* Begin *

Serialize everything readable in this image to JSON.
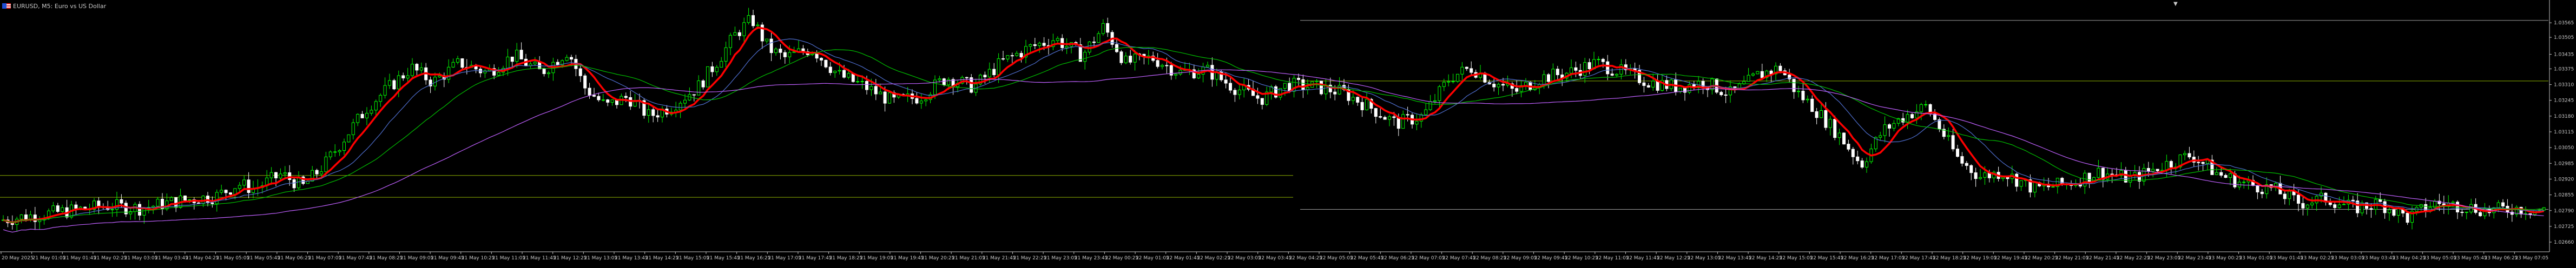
{
  "window": {
    "title": "EURUSD, M5:  Euro vs US Dollar",
    "marker": "▼"
  },
  "colors": {
    "background": "#000000",
    "bull_candle": "#00ff00",
    "bear_candle": "#ffffff",
    "ma_fast": "#ff0000",
    "ma_mid": "#00c000",
    "ma_slow": "#4f6fd0",
    "ma_long": "#c060ff",
    "axis": "#c8c8c8",
    "hline_green": "#8db000",
    "hline_grey": "#a0a0a0"
  },
  "chart_data": {
    "type": "candlestick",
    "symbol": "EURUSD",
    "timeframe": "M5",
    "ylim": [
      1.0262,
      1.0361
    ],
    "price_ticks": [
      "1.03565",
      "1.03505",
      "1.03435",
      "1.03375",
      "1.03310",
      "1.03245",
      "1.03180",
      "1.03115",
      "1.03050",
      "1.02985",
      "1.02920",
      "1.02855",
      "1.02790",
      "1.02725",
      "1.02660"
    ],
    "time_ticks": [
      "20 May 2025",
      "21 May 01:05",
      "21 May 01:45",
      "21 May 02:25",
      "21 May 03:05",
      "21 May 03:45",
      "21 May 04:25",
      "21 May 05:05",
      "21 May 05:45",
      "21 May 06:25",
      "21 May 07:05",
      "21 May 07:45",
      "21 May 08:25",
      "21 May 09:05",
      "21 May 09:45",
      "21 May 10:25",
      "21 May 11:05",
      "21 May 11:45",
      "21 May 12:25",
      "21 May 13:05",
      "21 May 13:45",
      "21 May 14:25",
      "21 May 15:05",
      "21 May 15:45",
      "21 May 16:25",
      "21 May 17:05",
      "21 May 17:45",
      "21 May 18:25",
      "21 May 19:05",
      "21 May 19:45",
      "21 May 20:25",
      "21 May 21:05",
      "21 May 21:45",
      "21 May 22:25",
      "21 May 23:05",
      "21 May 23:45",
      "22 May 00:25",
      "22 May 01:05",
      "22 May 01:45",
      "22 May 02:25",
      "22 May 03:05",
      "22 May 03:45",
      "22 May 04:25",
      "22 May 05:05",
      "22 May 05:45",
      "22 May 06:25",
      "22 May 07:05",
      "22 May 07:45",
      "22 May 08:25",
      "22 May 09:05",
      "22 May 09:45",
      "22 May 10:25",
      "22 May 11:05",
      "22 May 11:45",
      "22 May 12:25",
      "22 May 13:05",
      "22 May 13:45",
      "22 May 14:25",
      "22 May 15:05",
      "22 May 15:45",
      "22 May 16:25",
      "22 May 17:05",
      "22 May 17:45",
      "22 May 18:25",
      "22 May 19:05",
      "22 May 19:45",
      "22 May 20:25",
      "22 May 21:05",
      "22 May 21:45",
      "22 May 22:25",
      "22 May 23:05",
      "22 May 23:45",
      "23 May 00:25",
      "23 May 01:05",
      "23 May 01:45",
      "23 May 02:25",
      "23 May 03:05",
      "23 May 03:45",
      "23 May 04:25",
      "23 May 05:05",
      "23 May 05:45",
      "23 May 06:25",
      "23 May 07:05"
    ],
    "price_path_keypoints": [
      [
        0,
        1.0275
      ],
      [
        60,
        1.0277
      ],
      [
        130,
        1.0279
      ],
      [
        200,
        1.0281
      ],
      [
        260,
        1.028
      ],
      [
        330,
        1.0283
      ],
      [
        400,
        1.0285
      ],
      [
        440,
        1.029
      ],
      [
        470,
        1.0288
      ],
      [
        520,
        1.0294
      ],
      [
        560,
        1.0289
      ],
      [
        600,
        1.0298
      ],
      [
        640,
        1.031
      ],
      [
        680,
        1.0322
      ],
      [
        720,
        1.033
      ],
      [
        760,
        1.0338
      ],
      [
        800,
        1.0332
      ],
      [
        850,
        1.034
      ],
      [
        900,
        1.0336
      ],
      [
        950,
        1.0343
      ],
      [
        1000,
        1.0336
      ],
      [
        1050,
        1.0345
      ],
      [
        1080,
        1.033
      ],
      [
        1120,
        1.0322
      ],
      [
        1160,
        1.0326
      ],
      [
        1200,
        1.0318
      ],
      [
        1240,
        1.0322
      ],
      [
        1290,
        1.033
      ],
      [
        1330,
        1.0342
      ],
      [
        1360,
        1.0352
      ],
      [
        1390,
        1.0358
      ],
      [
        1420,
        1.0346
      ],
      [
        1450,
        1.0342
      ],
      [
        1500,
        1.0346
      ],
      [
        1550,
        1.0335
      ],
      [
        1600,
        1.033
      ],
      [
        1650,
        1.0324
      ],
      [
        1700,
        1.0326
      ],
      [
        1750,
        1.0334
      ],
      [
        1800,
        1.033
      ],
      [
        1850,
        1.034
      ],
      [
        1900,
        1.0346
      ],
      [
        1950,
        1.035
      ],
      [
        2000,
        1.0343
      ],
      [
        2040,
        1.0355
      ],
      [
        2080,
        1.034
      ],
      [
        2130,
        1.0342
      ],
      [
        2180,
        1.0336
      ],
      [
        2230,
        1.0337
      ],
      [
        2280,
        1.033
      ],
      [
        2330,
        1.0325
      ],
      [
        2380,
        1.0331
      ],
      [
        2430,
        1.033
      ],
      [
        2480,
        1.0328
      ],
      [
        2530,
        1.0322
      ],
      [
        2580,
        1.0315
      ],
      [
        2630,
        1.0318
      ],
      [
        2680,
        1.0334
      ],
      [
        2720,
        1.0338
      ],
      [
        2760,
        1.0332
      ],
      [
        2800,
        1.0328
      ],
      [
        2850,
        1.0334
      ],
      [
        2900,
        1.0336
      ],
      [
        2950,
        1.034
      ],
      [
        3000,
        1.0336
      ],
      [
        3050,
        1.0332
      ],
      [
        3100,
        1.033
      ],
      [
        3150,
        1.0332
      ],
      [
        3200,
        1.0327
      ],
      [
        3250,
        1.0335
      ],
      [
        3290,
        1.0338
      ],
      [
        3320,
        1.0328
      ],
      [
        3350,
        1.0322
      ],
      [
        3400,
        1.031
      ],
      [
        3440,
        1.0298
      ],
      [
        3480,
        1.0312
      ],
      [
        3520,
        1.0318
      ],
      [
        3560,
        1.0322
      ],
      [
        3580,
        1.0315
      ],
      [
        3620,
        1.03
      ],
      [
        3660,
        1.0293
      ],
      [
        3700,
        1.0295
      ],
      [
        3760,
        1.0288
      ],
      [
        3820,
        1.029
      ],
      [
        3880,
        1.0295
      ],
      [
        3940,
        1.0292
      ],
      [
        4000,
        1.0298
      ],
      [
        4050,
        1.0302
      ],
      [
        4100,
        1.0294
      ],
      [
        4150,
        1.029
      ],
      [
        4200,
        1.0288
      ],
      [
        4250,
        1.0282
      ],
      [
        4300,
        1.0284
      ],
      [
        4350,
        1.028
      ],
      [
        4400,
        1.0282
      ],
      [
        4450,
        1.0276
      ],
      [
        4500,
        1.0282
      ],
      [
        4550,
        1.0281
      ],
      [
        4600,
        1.0279
      ],
      [
        4650,
        1.028
      ],
      [
        4700,
        1.0279
      ],
      [
        4740,
        1.0278
      ]
    ],
    "moving_averages": [
      {
        "color_key": "ma_fast",
        "smooth": 6
      },
      {
        "color_key": "ma_slow",
        "smooth": 14
      },
      {
        "color_key": "ma_mid",
        "smooth": 28
      },
      {
        "color_key": "ma_long",
        "smooth": 60
      }
    ],
    "horizontal_lines": [
      {
        "price": 1.03325,
        "x_start": 2403,
        "x_end": 4710,
        "color_key": "hline_green"
      },
      {
        "price": 1.02795,
        "x_start": 2403,
        "x_end": 4710,
        "color_key": "hline_grey"
      },
      {
        "price": 1.02935,
        "x_start": 0,
        "x_end": 2390,
        "color_key": "hline_green"
      },
      {
        "price": 1.02845,
        "x_start": 0,
        "x_end": 2390,
        "color_key": "hline_green"
      },
      {
        "price": 1.03575,
        "x_start": 2403,
        "x_end": 4710,
        "color_key": "hline_grey"
      }
    ],
    "grid": false
  }
}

* End *

Find the lines with the string "smooth" and reproduce them.

        "smooth": 6
        "smooth": 14
        "smooth": 28
        "smooth": 60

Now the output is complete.